→ BACAAN

#seripsikologi
Saat bersama kakak
perempuan saya nonton cacara Hitam Putih di Trans7, kebetulan ada bintang tamu
seorang artis wanita Indonesia yang menikah dengan bule Aussie dan baru saja punya
momongan. Si artis, suami dan babygirl-nya itu jadi bintang tamu acara Hitam
Putih. Ketika si artis menyebutkan si anak belum genap 40 hari kakak saya
langsung protes, “kok sudah dibawa keluar? Kasihan anaknya masih kecil,
bla…bla…bla.” Ketika ada adegan si suami bule mengganti popok ‘hanya’ di atas
meja, kakak saya protes lagi. “Duh, kasihan, bayinya masih kecil, belum 40 hari
sudah dibuat macam-macam!” Agak sengit
pokoknya. Ha-ha-ha. Terang saja saya, (atau kami sekeluarga) dan mungkin orang-orang Indonesia
pada umumnya terlalu patuh dengan tradisi, misalnya belum 40 hari belum boleh
keluar rumah, cara gendong harus yang begini begitu, bla…bla…
Saya langsung
menjawab kekhawatiran kakak saya. Jelas saja suaminya bule. Dan orang Barat yah
begitu. Gak hidup dengan tradisi kita, yang kadang kalo mikir ah ribet juga ya.
Mereka jelas berbeda. Karena gak ada sistem
40-harian, ya sudah tak masalah bayi dibawa keluar. Yang penting sehat, gizi
tercukupi, kasih sayang dan perhatian juga
tercukupi dan vaksinya sudah komplit
mungkin bagi mereka sudah cukup.
Lihat saja cara
gendong bayi pada orang bule. (mungkin) dibenak kita, kok kasar yah? Bagaimana
ketika melihat ada bayi umur berapa bulan udah dipasangin ban karet di lehernya
dan dibiarkan mengambang di bak plastik berisi air. Bahkan mungkin usia 12
bulan pun sudah diajak main di kolam renang (tentu dengan pengawasan ketat dan
pelampung lengkap juga safety).
Teringat film
Babies, sebuah dokumenter apik dari sineas Prancis (film yang layak Anda
tonton!), yang memotret 4 bayi di Negara berbeda (Jepang, Namimbia, Mongol dan
Amerika namun punya pola asuh yang hampir sama terlepas ada perbedaan budaya),
bagaimana pola asuh dan kerelaan hati orang tua mempengaruhi kematangan fisik
dan psikis mereka.

→ TUGAS SINGKAT
Jawab pertanyaan ini berdasarkan tulisan tentang pengasuhan bayi:
1. Acara Hitam Putih ditayangkan di stasiun TV mana?
2. Di mana suami bule itu mengganti popok bayinya?
3. Film Babies dibuat oleh sineas dari negara mana?
Item di bawah ini tidak ada hubungannya dengan tulisan tentang pengasuhan bayi di atas.

→ DAFTAR ITEM
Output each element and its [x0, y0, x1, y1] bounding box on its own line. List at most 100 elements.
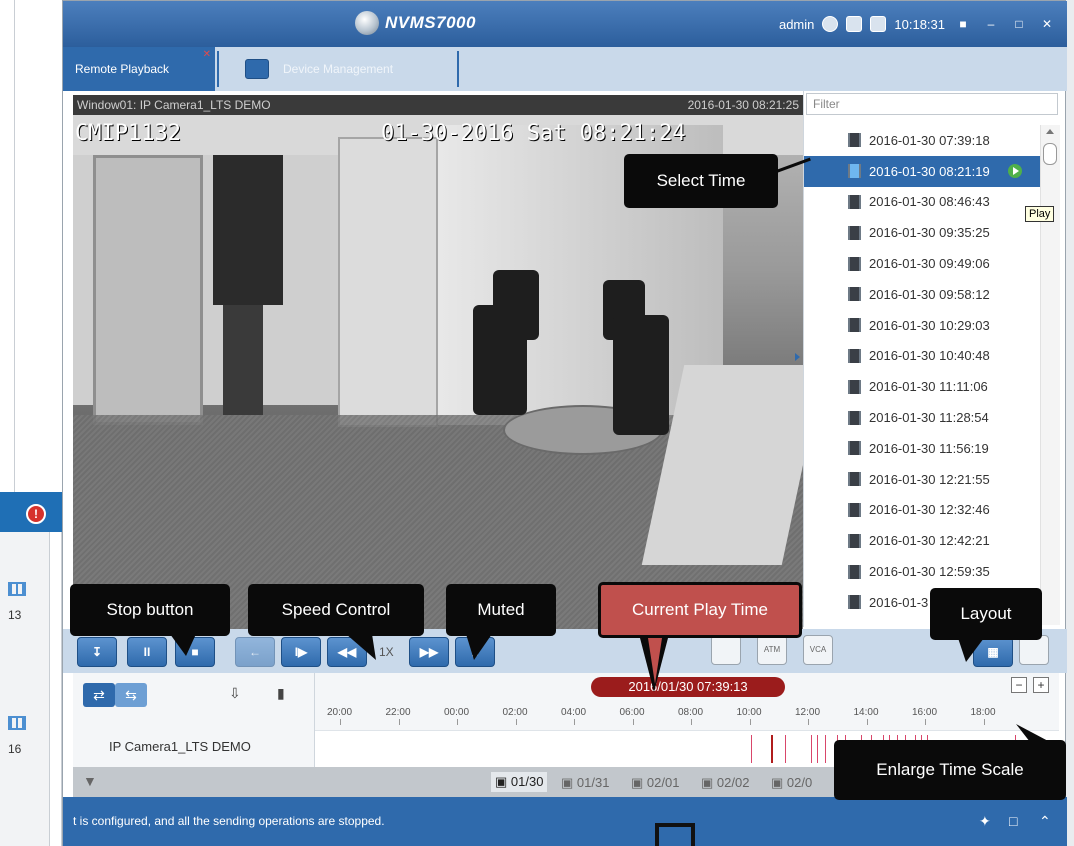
recording-item[interactable]: 2016-01-30 07:39:18: [804, 125, 1040, 156]
grid-icon[interactable]: [8, 716, 26, 730]
stop-button-callout: Stop button: [70, 584, 230, 636]
device-management-icon: [245, 59, 269, 79]
expand-icon[interactable]: ⌃: [1039, 813, 1051, 830]
status-bar: t is configured, and all the sending ope…: [63, 797, 1067, 846]
pin-icon[interactable]: ✦: [979, 813, 991, 830]
timeline-tick-label: 06:00: [619, 707, 645, 718]
timeline-tick-label: 04:00: [561, 707, 587, 718]
single-frame-button[interactable]: I▶: [281, 637, 321, 667]
network-icon[interactable]: [822, 16, 839, 32]
filter-icon[interactable]: ▼: [83, 773, 97, 789]
cpu-icon[interactable]: [846, 16, 863, 32]
atm-icon[interactable]: ATM: [757, 635, 787, 665]
recording-time: 2016-01-30 11:28:54: [869, 410, 989, 426]
tab-device-management[interactable]: Device Management: [235, 47, 393, 91]
recording-segment[interactable]: [811, 735, 812, 763]
recording-time: 2016-01-30 10:29:03: [869, 317, 990, 333]
osd-date-time: 01-30-2016 Sat 08:21:24: [381, 121, 686, 146]
video-file-icon: [848, 318, 861, 333]
status-message: t is configured, and all the sending ope…: [73, 814, 385, 828]
side-count: 13: [8, 608, 22, 622]
minimize-button[interactable]: –: [981, 15, 1001, 33]
window-icon[interactable]: □: [1009, 813, 1017, 829]
recording-item[interactable]: 2016-01-30 09:35:25: [804, 217, 1040, 248]
recording-segment[interactable]: [785, 735, 786, 763]
warning-icon[interactable]: !: [26, 504, 46, 524]
muted-callout: Muted: [446, 584, 556, 636]
grid-icon[interactable]: [8, 582, 26, 596]
scene-cabinet: [213, 155, 283, 305]
timeline-tick-mark: [691, 719, 692, 725]
title-bar-controls: admin 10:18:31 ■ – □ ✕: [779, 15, 1057, 33]
recording-item[interactable]: 2016-01-30 12:32:46: [804, 495, 1040, 526]
recording-item[interactable]: 2016-01-30 12:21:55: [804, 464, 1040, 495]
recording-item[interactable]: 2016-01-30 09:49:06: [804, 248, 1040, 279]
close-button[interactable]: ✕: [1037, 15, 1057, 33]
maximize-button[interactable]: □: [1009, 15, 1029, 33]
scene-door: [93, 155, 203, 425]
date-tab[interactable]: ▣ 01/31: [561, 775, 609, 791]
recording-item[interactable]: 2016-01-30 12:42:21: [804, 525, 1040, 556]
tab-divider: [217, 51, 219, 87]
recording-time: 2016-01-30 12:59:35: [869, 564, 990, 580]
reverse-button[interactable]: ←: [235, 637, 275, 667]
recording-item[interactable]: 2016-01-30 09:58:12: [804, 279, 1040, 310]
bookmark-icon[interactable]: ▮: [277, 685, 285, 702]
timeline-tick-mark: [808, 719, 809, 725]
recording-item[interactable]: 2016-01-30 11:56:19: [804, 433, 1040, 464]
zoom-in-button[interactable]: +: [1033, 677, 1049, 693]
panel-collapse-arrow-icon[interactable]: [795, 353, 800, 361]
recording-item[interactable]: 2016-01-30 10:40:48: [804, 341, 1040, 372]
recording-segment[interactable]: [771, 735, 773, 763]
date-tab[interactable]: ▣ 02/01: [631, 775, 679, 791]
video-window-header: Window01: IP Camera1_LTS DEMO 2016-01-30…: [73, 95, 803, 115]
recording-item[interactable]: 2016-01-30 10:29:03: [804, 310, 1040, 341]
timeline-tick-mark: [925, 719, 926, 725]
date-tab[interactable]: ▣ 02/02: [701, 775, 749, 791]
play-icon[interactable]: [1007, 164, 1022, 179]
recording-item[interactable]: 2016-01-30 11:28:54: [804, 402, 1040, 433]
video-file-icon: [848, 564, 861, 579]
recording-time: 2016-01-30 08:46:43: [869, 194, 990, 210]
filter-input[interactable]: Filter: [806, 93, 1058, 115]
speed-up-button[interactable]: ▶▶: [409, 637, 449, 667]
timeline-tick-label: 16:00: [912, 707, 938, 718]
tab-remote-playback[interactable]: Remote Playback ✕: [63, 47, 215, 91]
app-title: NVMS7000: [385, 13, 476, 32]
scroll-thumb[interactable]: [1043, 143, 1057, 165]
slow-down-button[interactable]: ◀◀: [327, 637, 367, 667]
user-monitor-icon[interactable]: [870, 16, 887, 32]
stop-button[interactable]: ■: [175, 637, 215, 667]
close-icon[interactable]: ✕: [203, 49, 211, 60]
recording-item[interactable]: 2016-01-30 11:11:06: [804, 371, 1040, 402]
lock-icon[interactable]: ■: [953, 15, 973, 33]
timeline-tick-label: 02:00: [502, 707, 528, 718]
timeline-mode-toggle[interactable]: ⇄: [83, 683, 115, 707]
recording-item[interactable]: 2016-01-30 12:59:35: [804, 556, 1040, 587]
date-tab[interactable]: ▣ 01/30: [491, 772, 548, 792]
recording-item[interactable]: 2016-01-30 08:46:43: [804, 187, 1040, 218]
record-clip-icon[interactable]: [711, 635, 741, 665]
recording-segment[interactable]: [825, 735, 826, 763]
date-tab[interactable]: ▣ 02/0: [771, 775, 812, 791]
recording-item[interactable]: 2016-01-30 08:21:19: [804, 155, 1040, 187]
download-icon[interactable]: ⇩: [229, 685, 241, 702]
layout-button[interactable]: ▦: [973, 637, 1013, 667]
background-panel: [14, 0, 62, 492]
timeline-tick-label: 18:00: [970, 707, 996, 718]
list-scrollbar[interactable]: [1040, 125, 1060, 625]
zoom-out-button[interactable]: −: [1011, 677, 1027, 693]
scroll-up-icon[interactable]: [1046, 129, 1054, 134]
recording-segment[interactable]: [751, 735, 752, 763]
recording-time: 2016-01-30 11:56:19: [869, 440, 989, 456]
timeline-tick-mark: [457, 719, 458, 725]
timeline-mode-toggle[interactable]: ⇆: [115, 683, 147, 707]
recording-time: 2016-01-30 09:58:12: [869, 286, 990, 302]
audio-button[interactable]: ♫: [455, 637, 495, 667]
recording-segment[interactable]: [817, 735, 818, 763]
timeline-tick-mark: [515, 719, 517, 725]
capture-button[interactable]: ↧: [77, 637, 117, 667]
tab-label: Device Management: [283, 62, 394, 76]
pause-button[interactable]: II: [127, 637, 167, 667]
vca-icon[interactable]: VCA: [803, 635, 833, 665]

→ JAWABAN TUGAS
1. Trans7.
2. Di atas meja.
3. Prancis.